* **Task objective**
Write out all entries word for word.

* **Exercise material**
————

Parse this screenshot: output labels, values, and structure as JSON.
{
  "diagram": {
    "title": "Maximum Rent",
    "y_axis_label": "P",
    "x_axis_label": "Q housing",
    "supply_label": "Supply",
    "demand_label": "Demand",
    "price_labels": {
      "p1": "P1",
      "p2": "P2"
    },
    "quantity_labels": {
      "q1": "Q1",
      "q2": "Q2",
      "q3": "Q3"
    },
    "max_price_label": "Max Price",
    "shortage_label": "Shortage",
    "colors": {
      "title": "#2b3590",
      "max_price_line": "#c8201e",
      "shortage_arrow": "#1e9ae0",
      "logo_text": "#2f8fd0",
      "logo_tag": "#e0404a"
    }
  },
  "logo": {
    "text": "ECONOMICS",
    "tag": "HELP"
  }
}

————

* **Exercise output**
Parse this screenshot: output labels, values, and structure as JSON.
{
  "diagram": {
    "title": "Maximum Rent",
    "y_axis_label": "P",
    "x_axis_label": "Q housing",
    "supply_label": "Supply",
    "demand_label": "Demand",
    "price_labels": {
      "p1": "P1",
      "p2": "P2"
    },
    "quantity_labels": {
      "q1": "Q1",
      "q2": "Q2",
      "q3": "Q3"
    },
    "max_price_label": "Max Price",
    "shortage_label": "Shortage",
    "colors": {
      "title": "#2b3590",
      "max_price_line": "#c8201e",
      "shortage_arrow": "#1e9ae0",
      "logo_text": "#2f8fd0",
      "logo_tag": "#e0404a"
    }
  },
  "logo": {
    "text": "ECONOMICS",
    "tag": "HELP"
  }
}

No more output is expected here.